- TASK DETAILS
Go through the data below. Pull out every line that has the word "libre".

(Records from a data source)
++++++++++

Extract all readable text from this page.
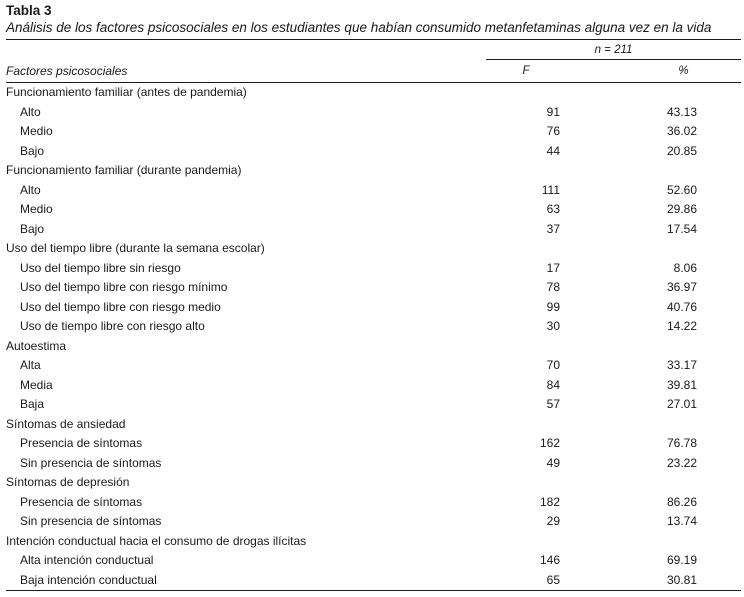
Tabla 3
Análisis de los factores psicosociales en los estudiantes que habían consumido metanfetaminas alguna vez en la vida
	n = 211		
Factores psicosociales	F		%
Funcionamiento familiar (antes de pandemia)			
Alto	91		43.13
Medio	76		36.02
Bajo	44		20.85
Funcionamiento familiar (durante pandemia)			
Alto	111		52.60
Medio	63		29.86
Bajo	37		17.54
Uso del tiempo libre (durante la semana escolar)			
Uso del tiempo libre sin riesgo	17		8.06
Uso del tiempo libre con riesgo mínimo	78		36.97
Uso del tiempo libre con riesgo medio	99		40.76
Uso de tiempo libre con riesgo alto	30		14.22
Autoestima			
Alta	70		33.17
Media	84		39.81
Baja	57		27.01
Síntomas de ansiedad			
Presencia de síntomas	162		76.78
Sin presencia de síntomas	49		23.22
Síntomas de depresión			
Presencia de síntomas	182		86.26
Sin presencia de síntomas	29		13.74
Intención conductual hacia el consumo de drogas ilícitas			
Alta intención conductual	146		69.19
Baja intención conductual	65		30.81
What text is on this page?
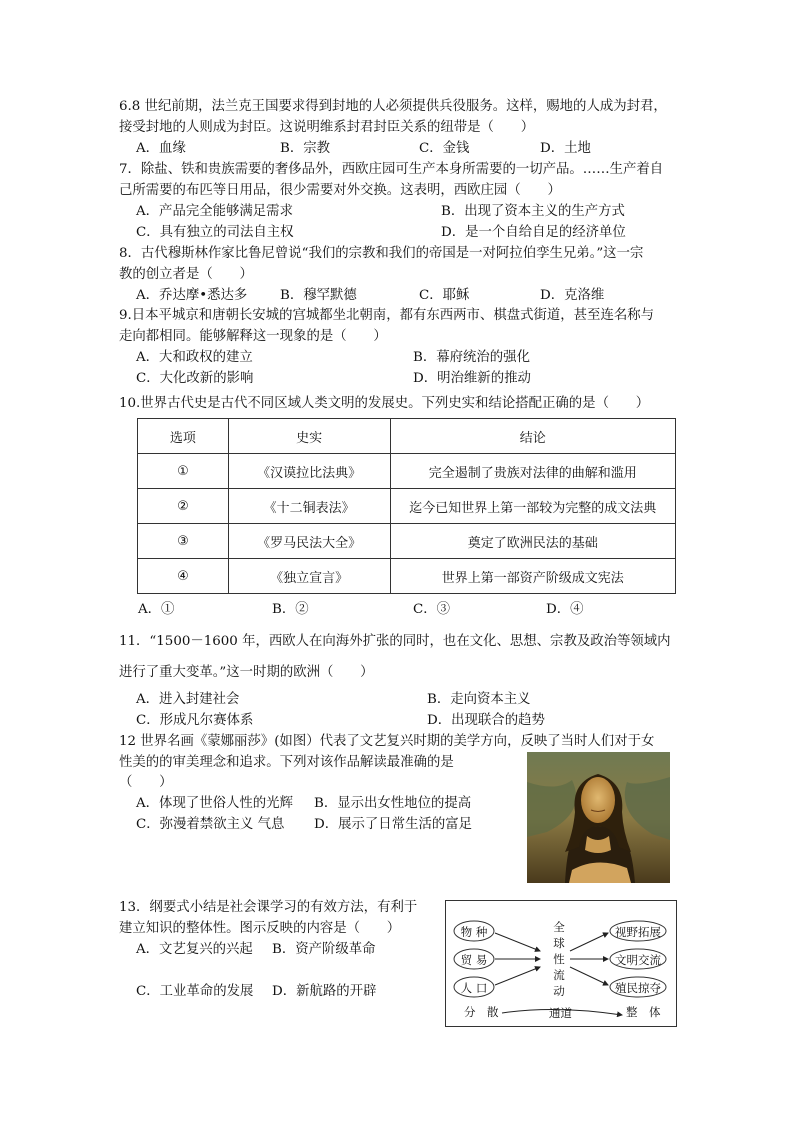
6.8 世纪前期，法兰克王国要求得到封地的人必须提供兵役服务。这样，赐地的人成为封君，
接受封地的人则成为封臣。这说明维系封君封臣关系的纽带是（　　）
A．血缘	B．宗教	C．金钱	D．土地
7．除盐、铁和贵族需要的奢侈品外，西欧庄园可生产本身所需要的一切产品。……生产着自
己所需要的布匹等日用品，很少需要对外交换。这表明，西欧庄园（　　）
A．产品完全能够满足需求	B．出现了资本主义的生产方式
C．具有独立的司法自主权	D．是一个自给自足的经济单位
8．古代穆斯林作家比鲁尼曾说“我们的宗教和我们的帝国是一对阿拉伯孪生兄弟。”这一宗
教的创立者是（　　）
A．乔达摩•悉达多 B．穆罕默德	C．耶稣	D．克洛维
9.日本平城京和唐朝长安城的宫城都坐北朝南，都有东西两市、棋盘式街道，甚至连名称与
走向都相同。能够解释这一现象的是（　　）
A．大和政权的建立	B．幕府统治的强化
C．大化改新的影响	D．明治维新的推动
10.世界古代史是古代不同区域人类文明的发展史。下列史实和结论搭配正确的是（　　）
选项	史实	结论
①	《汉谟拉比法典》	完全遏制了贵族对法律的曲解和滥用
②	《十二铜表法》	迄今已知世界上第一部较为完整的成文法典
③	《罗马民法大全》	奠定了欧洲民法的基础
④	《独立宣言》	世界上第一部资产阶级成文宪法
A．①	B．②	C．③	D．④
11．“1500－1600 年，西欧人在向海外扩张的同时，也在文化、思想、宗教及政治等领域内
进行了重大变革。”这一时期的欧洲（　　）
A．进入封建社会	B．走向资本主义
C．形成凡尔赛体系	D．出现联合的趋势
12 世界名画《蒙娜丽莎》(如图）代表了文艺复兴时期的美学方向，反映了当时人们对于女
性美的的审美理念和追求。下列对该作品解读最准确的是
（　　）
A．体现了世俗人性的光辉 B．显示出女性地位的提高
C．弥漫着禁欲主义 气息 D．展示了日常生活的富足
13．纲要式小结是社会课学习的有效方法，有利于
建立知识的整体性。图示反映的内容是（　　）
A．文艺复兴的兴起 B．资产阶级革命
C．工业革命的发展 D．新航路的开辟
物 种
贸 易
人 口
全
球
性
流
动
视野拓展
文明交流
殖民掠夺
分　散	通道	整　体
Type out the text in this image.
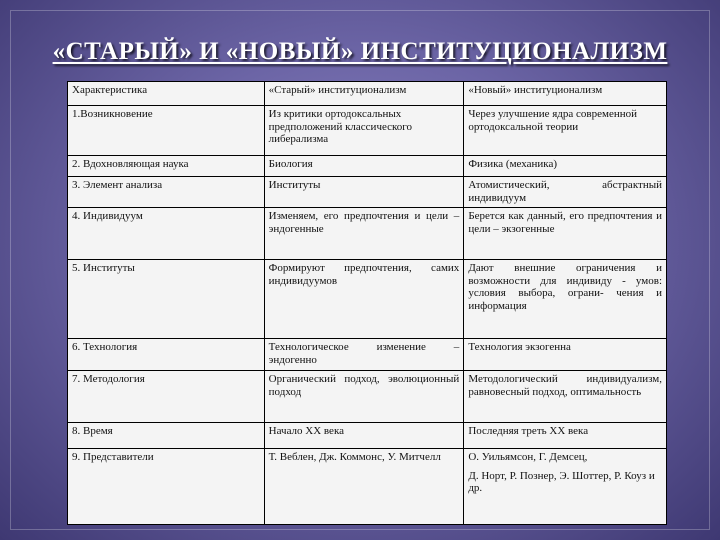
«СТАРЫЙ» И «НОВЫЙ» ИНСТИТУЦИОНАЛИЗМ
Характеристика	«Старый» институционализм	«Новый» институционализм
1.Возникновение	Из критики ортодоксальных предположений классического либерализма	Через улучшение ядра современной ортодоксальной теории
2. Вдохновляющая наука	Биология	Физика (механика)
3. Элемент анализа	Институты	Атомистический, абстрактный индивидуум
4. Индивидуум	Изменяем, его предпочтения и цели – эндогенные	Берется как данный, его предпочтения и цели – экзогенные
5. Институты	Формируют предпочтения, самих индивидуумов	Дают внешние ограничения и возможности для индивиду - умов: условия выбора, ограни- чения и информация
6. Технология	Технологическое изменение – эндогенно	Технология экзогенна
7. Методология	Органический подход, эволюционный подход	Методологический индивидуализм, равновесный подход, оптимальность
8. Время	Начало XX века	Последняя треть XX века
9. Представители	Т. Веблен, Дж. Коммонс, У. Митчелл	О. Уильямсон, Г. Демсец,
Д. Норт, Р. Познер, Э. Шоттер, Р. Коуз и др.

++++++++++

- THE REPLY
Uso del tiempo libre (durante la semana escolar)			
Uso del tiempo libre sin riesgo	17		8.06
Uso del tiempo libre con riesgo mínimo	78		36.97
Uso del tiempo libre con riesgo medio	99		40.76
Uso de tiempo libre con riesgo alto	30		14.22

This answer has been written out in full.